— WORK TO BE COMPLETED —
Go through the entries below and collect each line with the string "Roth" in it.

— RECORDS TO USE —
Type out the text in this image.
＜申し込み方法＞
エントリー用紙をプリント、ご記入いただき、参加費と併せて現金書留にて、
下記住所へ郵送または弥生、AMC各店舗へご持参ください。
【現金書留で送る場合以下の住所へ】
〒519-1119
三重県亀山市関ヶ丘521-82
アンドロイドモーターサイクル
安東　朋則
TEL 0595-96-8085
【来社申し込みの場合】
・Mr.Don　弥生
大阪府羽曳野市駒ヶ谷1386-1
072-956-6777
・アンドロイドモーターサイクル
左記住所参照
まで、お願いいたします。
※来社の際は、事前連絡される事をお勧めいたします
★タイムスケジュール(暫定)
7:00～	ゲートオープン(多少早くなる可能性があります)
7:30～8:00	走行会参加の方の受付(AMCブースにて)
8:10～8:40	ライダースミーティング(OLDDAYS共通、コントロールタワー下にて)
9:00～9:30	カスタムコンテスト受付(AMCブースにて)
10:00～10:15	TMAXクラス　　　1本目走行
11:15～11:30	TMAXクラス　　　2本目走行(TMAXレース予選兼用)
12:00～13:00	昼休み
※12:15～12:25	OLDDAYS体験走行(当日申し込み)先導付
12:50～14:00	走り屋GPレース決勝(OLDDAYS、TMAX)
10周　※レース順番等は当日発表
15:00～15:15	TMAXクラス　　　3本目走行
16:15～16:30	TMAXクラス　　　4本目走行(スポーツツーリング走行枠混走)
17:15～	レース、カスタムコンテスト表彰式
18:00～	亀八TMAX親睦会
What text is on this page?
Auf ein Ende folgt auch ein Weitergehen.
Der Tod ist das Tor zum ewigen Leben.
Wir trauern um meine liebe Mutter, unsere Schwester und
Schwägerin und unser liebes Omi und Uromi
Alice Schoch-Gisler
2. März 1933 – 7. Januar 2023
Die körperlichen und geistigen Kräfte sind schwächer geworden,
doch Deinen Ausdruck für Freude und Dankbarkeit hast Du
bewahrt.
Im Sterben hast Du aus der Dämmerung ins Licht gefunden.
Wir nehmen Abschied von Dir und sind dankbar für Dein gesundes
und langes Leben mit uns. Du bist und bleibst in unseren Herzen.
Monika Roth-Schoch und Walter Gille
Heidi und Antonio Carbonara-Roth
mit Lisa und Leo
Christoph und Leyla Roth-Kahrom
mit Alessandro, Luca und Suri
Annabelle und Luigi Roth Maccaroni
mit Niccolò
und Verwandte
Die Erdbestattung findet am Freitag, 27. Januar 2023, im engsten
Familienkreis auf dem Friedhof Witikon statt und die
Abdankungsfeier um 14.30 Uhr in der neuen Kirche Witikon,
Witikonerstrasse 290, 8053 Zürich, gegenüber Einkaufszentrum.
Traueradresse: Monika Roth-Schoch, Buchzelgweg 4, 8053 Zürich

— OUTPUT FOR THIS EXERCISE —
Monika Roth-Schoch und Walter Gille
Heidi und Antonio Carbonara-Roth
Christoph und Leyla Roth-Kahrom
Annabelle und Luigi Roth Maccaroni
Traueradresse: Monika Roth-Schoch, Buchzelgweg 4, 8053 Zürich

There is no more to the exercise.